**Given problem**
Where a line holds the word "JSON", copy that line.

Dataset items
↓

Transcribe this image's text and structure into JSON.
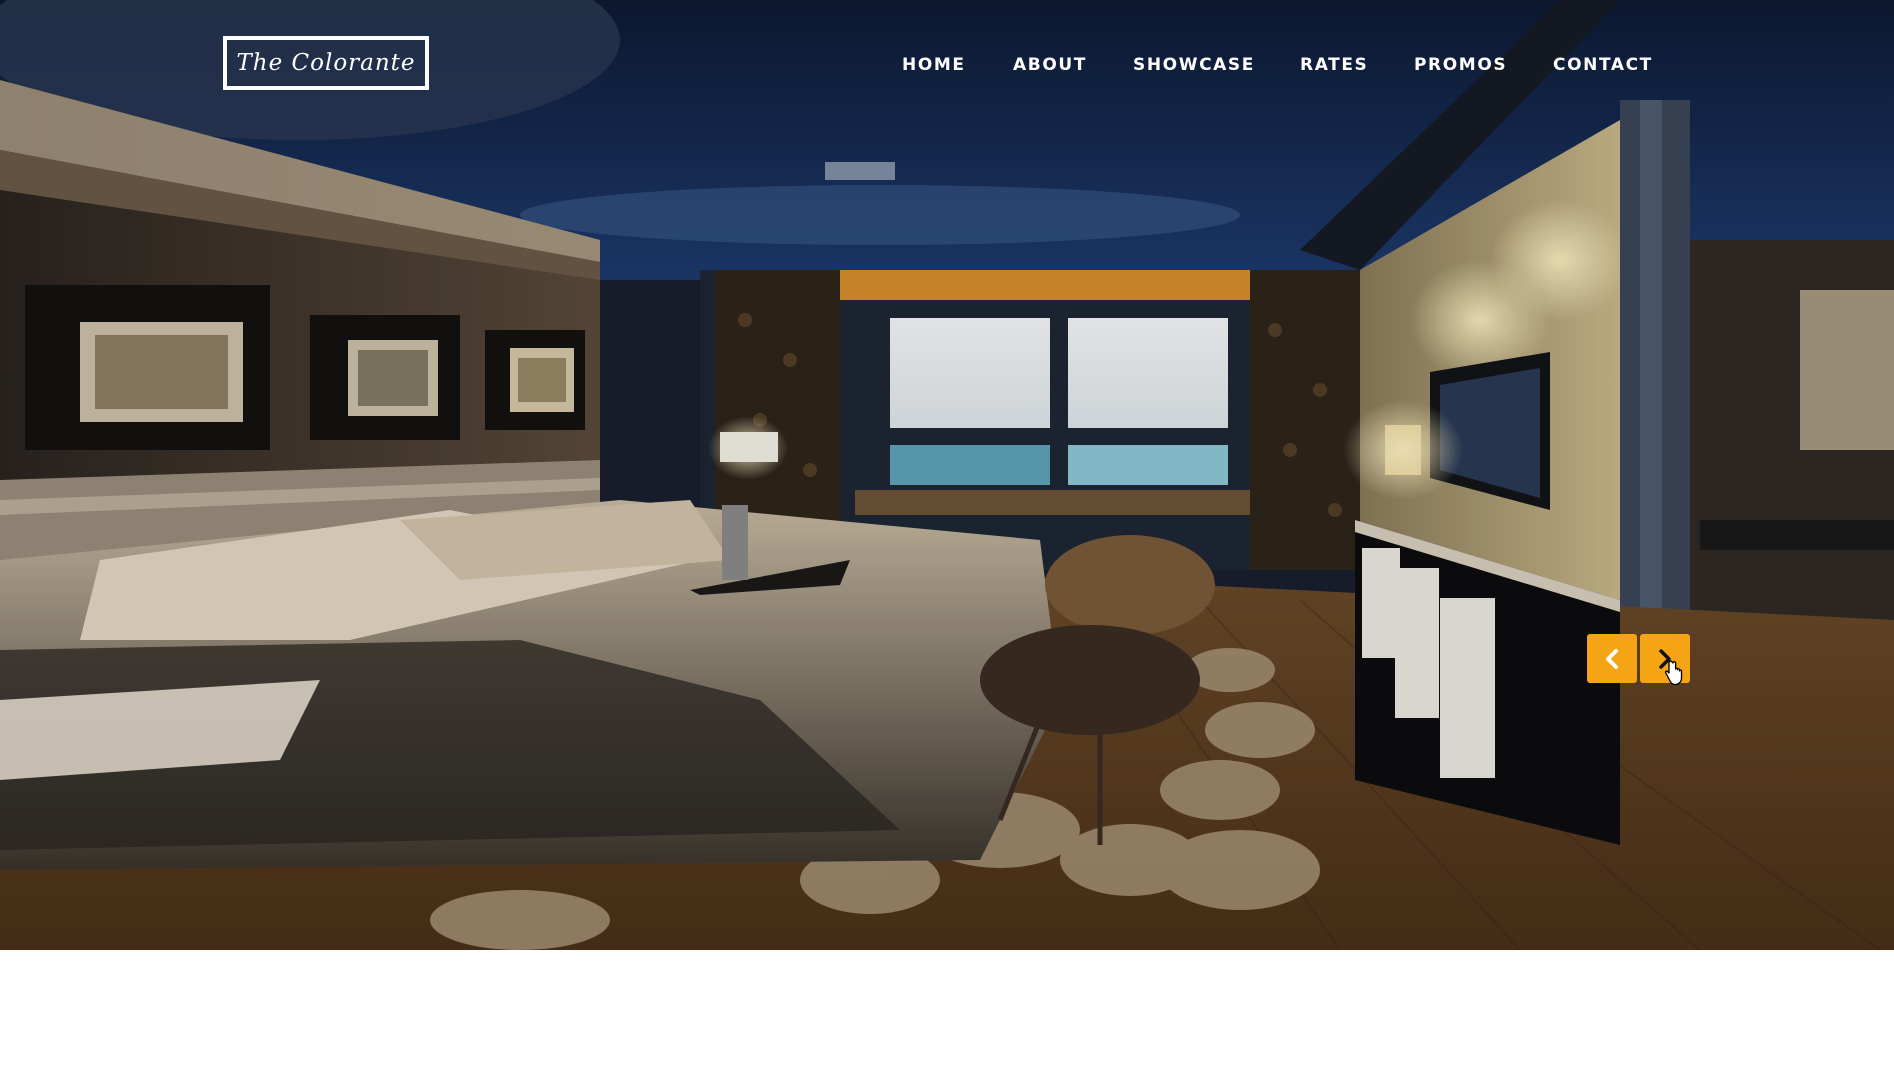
{
  "brand": {
    "logo_text": "The Colorante"
  },
  "nav": {
    "items": [
      {
        "label": "HOME"
      },
      {
        "label": "ABOUT"
      },
      {
        "label": "SHOWCASE"
      },
      {
        "label": "RATES"
      },
      {
        "label": "PROMOS"
      },
      {
        "label": "CONTACT"
      }
    ]
  },
  "carousel": {
    "prev_icon": "chevron-left-icon",
    "next_icon": "chevron-right-icon",
    "hero_image": "hotel-bedroom-photo"
  },
  "colors": {
    "accent": "#f5a413",
    "nav_text": "#ffffff",
    "page_background": "#ffffff"
  }
}
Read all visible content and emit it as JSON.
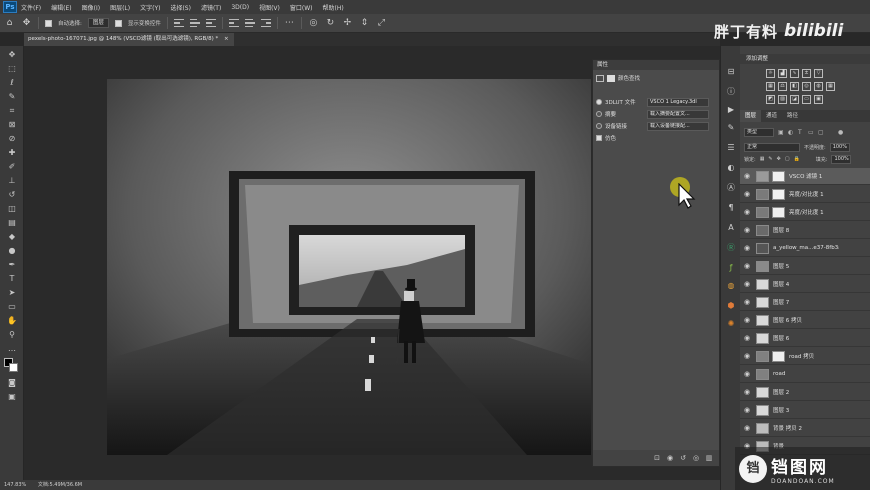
{
  "menubar": {
    "app_logo": "Ps",
    "items": [
      "文件(F)",
      "编辑(E)",
      "图像(I)",
      "图层(L)",
      "文字(Y)",
      "选择(S)",
      "滤镜(T)",
      "3D(D)",
      "视图(V)",
      "窗口(W)",
      "帮助(H)"
    ]
  },
  "options": {
    "auto_select_label": "自动选择:",
    "auto_select_target": "图层",
    "show_transform_label": "显示变换控件"
  },
  "document": {
    "tab_title": "pexels-photo-167071.jpg @ 148% (VSCO滤镜 (取出可选滤镜), RGB/8) *",
    "close_glyph": "×"
  },
  "status": {
    "zoom": "147.83%",
    "doc_info": "文档:5.49M/36.6M"
  },
  "brand": {
    "cn_text": "胖丁有料",
    "bili_text": "bilibili"
  },
  "properties": {
    "title": "属性",
    "subheader": "颜色查找",
    "rows": [
      {
        "label": "3DLUT 文件",
        "value": "VSCO 1 Legacy.3dl",
        "checked": true
      },
      {
        "label": "摘要",
        "value": "载入摘要配置文...",
        "checked": false
      },
      {
        "label": "设备链接",
        "value": "载入设备链接配...",
        "checked": false
      },
      {
        "label": "仿色",
        "value": "",
        "checked": true
      }
    ]
  },
  "adjustments": {
    "title": "添加调整"
  },
  "layers_panel": {
    "tabs": [
      "图层",
      "通道",
      "路径"
    ],
    "kind_filter": "类型",
    "blend_mode": "正常",
    "opacity_label": "不透明度:",
    "opacity_value": "100%",
    "lock_label": "锁定:",
    "fill_label": "填充:",
    "fill_value": "100%",
    "layers": [
      {
        "name": "VSCO 滤镜 1",
        "selected": true,
        "mask": true,
        "thumb": "#9a9a9a"
      },
      {
        "name": "亮度/对比度 1",
        "selected": false,
        "mask": true,
        "thumb": "#7a7a7a"
      },
      {
        "name": "亮度/对比度 1",
        "selected": false,
        "mask": true,
        "thumb": "#7a7a7a"
      },
      {
        "name": "图层 8",
        "selected": false,
        "mask": false,
        "thumb": "#6a6a6a"
      },
      {
        "name": "a_yellow_ma...e37-8fb3aa4",
        "selected": false,
        "mask": false,
        "thumb": "#555"
      },
      {
        "name": "图层 5",
        "selected": false,
        "mask": false,
        "thumb": "#8a8a8a"
      },
      {
        "name": "图层 4",
        "selected": false,
        "mask": false,
        "thumb": "#d8d8d8"
      },
      {
        "name": "图层 7",
        "selected": false,
        "mask": false,
        "thumb": "#d8d8d8"
      },
      {
        "name": "图层 6 拷贝",
        "selected": false,
        "mask": false,
        "thumb": "#d8d8d8"
      },
      {
        "name": "图层 6",
        "selected": false,
        "mask": false,
        "thumb": "#d8d8d8"
      },
      {
        "name": "road 拷贝",
        "selected": false,
        "mask": true,
        "thumb": "#808080"
      },
      {
        "name": "road",
        "selected": false,
        "mask": false,
        "thumb": "#808080"
      },
      {
        "name": "图层 2",
        "selected": false,
        "mask": false,
        "thumb": "#d8d8d8"
      },
      {
        "name": "图层 3",
        "selected": false,
        "mask": false,
        "thumb": "#d8d8d8"
      },
      {
        "name": "背景 拷贝 2",
        "selected": false,
        "mask": false,
        "thumb": "#bcbcbc"
      },
      {
        "name": "背景",
        "selected": false,
        "mask": false,
        "thumb": "#bcbcbc"
      }
    ]
  },
  "watermark": {
    "cn_text": "铛图网",
    "en_text": "DOANDOAN.COM",
    "logo_glyph": "铛"
  },
  "colors": {
    "accent_highlight": "#b9b020",
    "ps_blue": "#2c7cc0"
  }
}
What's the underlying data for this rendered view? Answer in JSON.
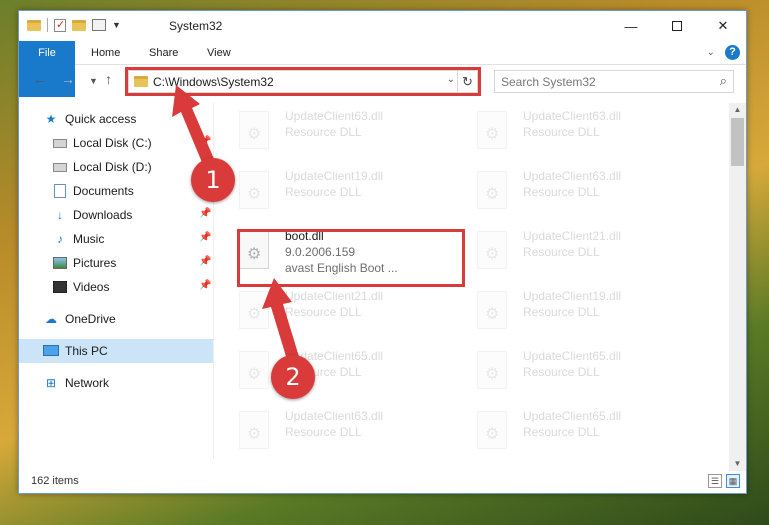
{
  "window": {
    "title": "System32",
    "minimize_glyph": "—",
    "close_glyph": "✕"
  },
  "ribbon": {
    "tabs": [
      {
        "label": "File"
      },
      {
        "label": "Home"
      },
      {
        "label": "Share"
      },
      {
        "label": "View"
      }
    ],
    "expand_glyph": "⌄",
    "help_label": "?"
  },
  "nav": {
    "back_glyph": "←",
    "forward_glyph": "→",
    "recent_glyph": "▼",
    "up_glyph": "↑",
    "address": "C:\\Windows\\System32",
    "address_dropdown_glyph": "⌄",
    "refresh_glyph": "↻",
    "search_placeholder": "Search System32",
    "search_glyph": "⌕"
  },
  "sidebar": {
    "items": [
      {
        "label": "Quick access",
        "icon": "star-icon",
        "glyph": "★"
      },
      {
        "label": "Local Disk (C:)",
        "icon": "drive-icon",
        "pinned": true
      },
      {
        "label": "Local Disk (D:)",
        "icon": "drive-icon",
        "pinned": false
      },
      {
        "label": "Documents",
        "icon": "documents-icon",
        "pinned": true
      },
      {
        "label": "Downloads",
        "icon": "download-icon",
        "glyph": "↓",
        "pinned": true
      },
      {
        "label": "Music",
        "icon": "music-icon",
        "glyph": "♪",
        "pinned": true
      },
      {
        "label": "Pictures",
        "icon": "pictures-icon",
        "pinned": true
      },
      {
        "label": "Videos",
        "icon": "videos-icon",
        "pinned": true
      },
      {
        "label": "OneDrive",
        "icon": "cloud-icon",
        "glyph": "☁"
      },
      {
        "label": "This PC",
        "icon": "computer-icon",
        "selected": true
      },
      {
        "label": "Network",
        "icon": "network-icon",
        "glyph": "⊞"
      }
    ],
    "pin_glyph": "📌"
  },
  "files": [
    {
      "name": "UpdateClient63.dll",
      "type": "Resource DLL"
    },
    {
      "name": "UpdateClient63.dll",
      "type": "Resource DLL"
    },
    {
      "name": "UpdateClient19.dll",
      "type": "Resource DLL"
    },
    {
      "name": "UpdateClient63.dll",
      "type": "Resource DLL"
    },
    {
      "name": "boot.dll",
      "version": "9.0.2006.159",
      "description": "avast English Boot ..."
    },
    {
      "name": "UpdateClient21.dll",
      "type": "Resource DLL"
    },
    {
      "name": "UpdateClient21.dll",
      "type": "Resource DLL"
    },
    {
      "name": "UpdateClient19.dll",
      "type": "Resource DLL"
    },
    {
      "name": "UpdateClient65.dll",
      "type": "Resource DLL"
    },
    {
      "name": "UpdateClient65.dll",
      "type": "Resource DLL"
    },
    {
      "name": "UpdateClient63.dll",
      "type": "Resource DLL"
    },
    {
      "name": "UpdateClient65.dll",
      "type": "Resource DLL"
    }
  ],
  "status": {
    "item_count": "162 items",
    "details_view_glyph": "☰",
    "tiles_view_glyph": "▦"
  },
  "callouts": {
    "step1": "1",
    "step2": "2",
    "color": "#d93b3b"
  },
  "colors": {
    "accent": "#1979ca",
    "selected_bg": "#cce4f7"
  }
}
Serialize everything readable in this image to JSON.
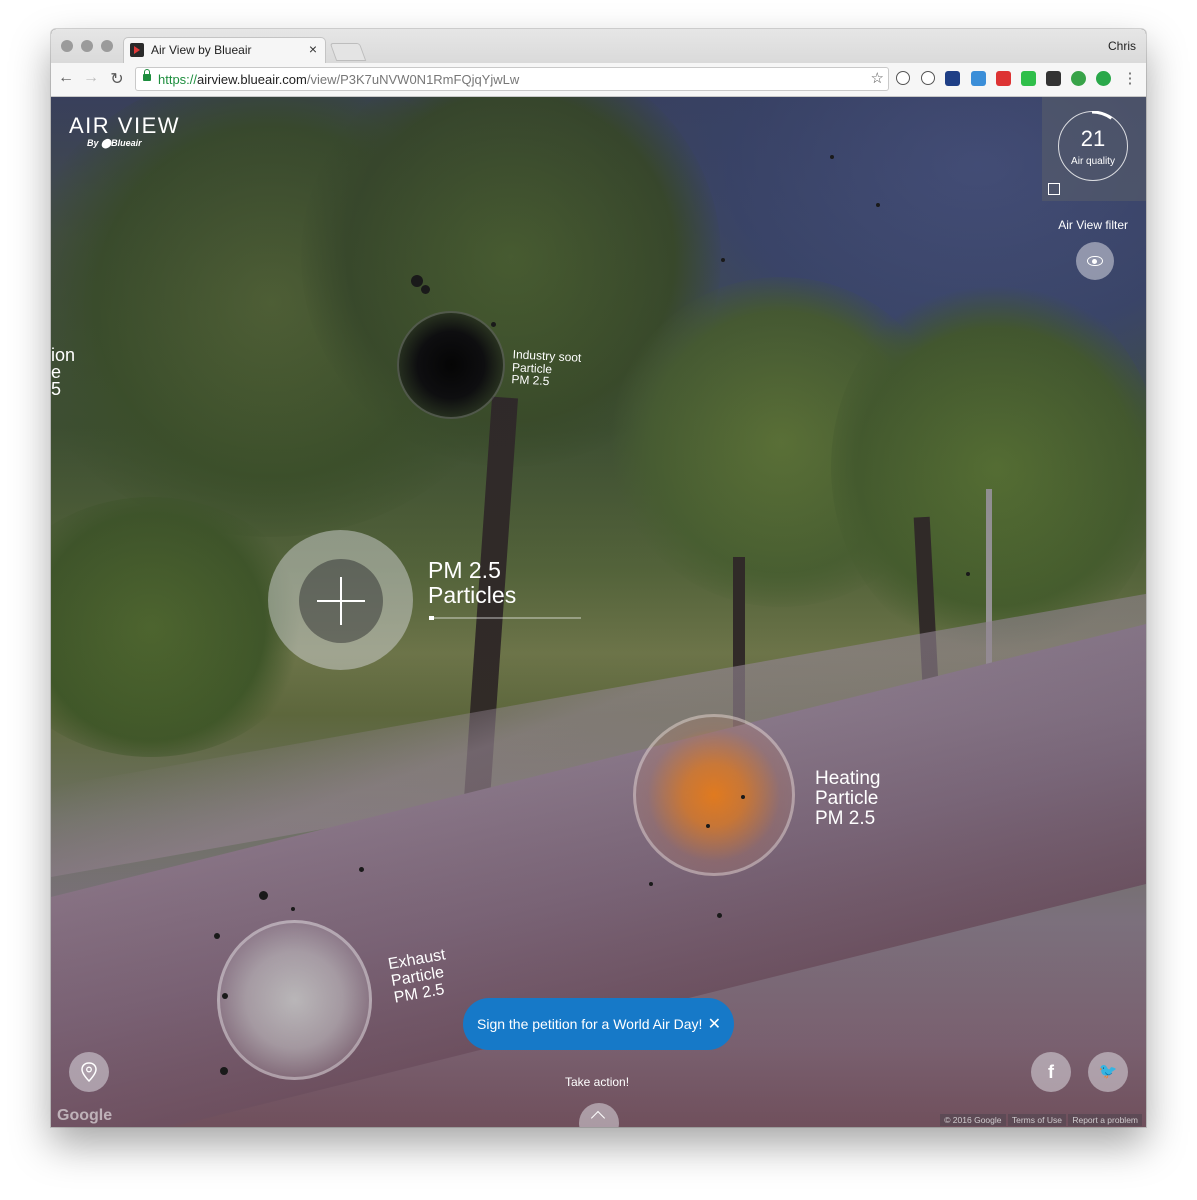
{
  "browser": {
    "tab_title": "Air View by Blueair",
    "tab_close": "×",
    "profile_name": "Chris",
    "url_scheme": "https://",
    "url_host": "airview.blueair.com",
    "url_path": "/view/P3K7uNVW0N1RmFQjqYjwLw",
    "back": "←",
    "forward": "→",
    "reload": "↻",
    "star": "☆",
    "menu": "⋮"
  },
  "app": {
    "logo_title": "AIR VIEW",
    "logo_by": "By ⬤Blueair",
    "air_quality": {
      "value": "21",
      "label": "Air quality",
      "ring_progress": 0.1
    },
    "filter_label": "Air View filter",
    "filter_icon": "eye-icon",
    "edge_label_lines": [
      "ion",
      "e",
      "5"
    ],
    "particles": [
      {
        "id": "industry",
        "lines": [
          "Industry soot",
          "Particle",
          "PM 2.5"
        ],
        "color": "#111111"
      },
      {
        "id": "heating",
        "lines": [
          "Heating",
          "Particle",
          "PM 2.5"
        ],
        "color": "#e07a1f"
      },
      {
        "id": "exhaust",
        "lines": [
          "Exhaust",
          "Particle",
          "PM 2.5"
        ],
        "color": "#b9b6b8"
      }
    ],
    "pm_focus": {
      "title": "PM 2.5",
      "subtitle": "Particles",
      "progress": 0.03
    },
    "cta": {
      "text": "Sign the petition for a World Air Day!",
      "close": "✕"
    },
    "take_action": "Take action!",
    "social": {
      "facebook": "f",
      "twitter": "🐦"
    },
    "google_mark": "Google",
    "legal": [
      "© 2016 Google",
      "Terms of Use",
      "Report a problem"
    ]
  }
}
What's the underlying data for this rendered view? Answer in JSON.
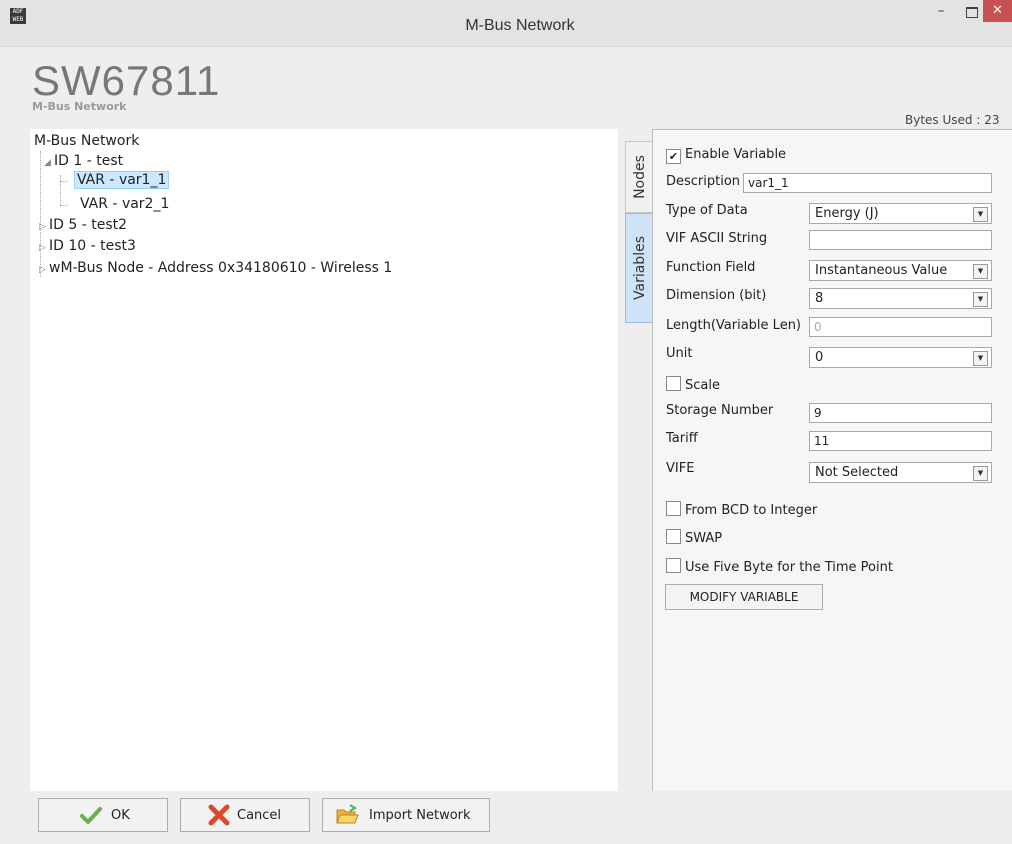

↑

**Exercise solution**
Transcribe this image's text and structure into JSON.
Read all visible content and emit it as JSON.
What's the underlying data for this rendered view? Answer in JSON.
Serialize everything readable in this image to JSON.
What's the underlying data for this rendered view? Answer in JSON.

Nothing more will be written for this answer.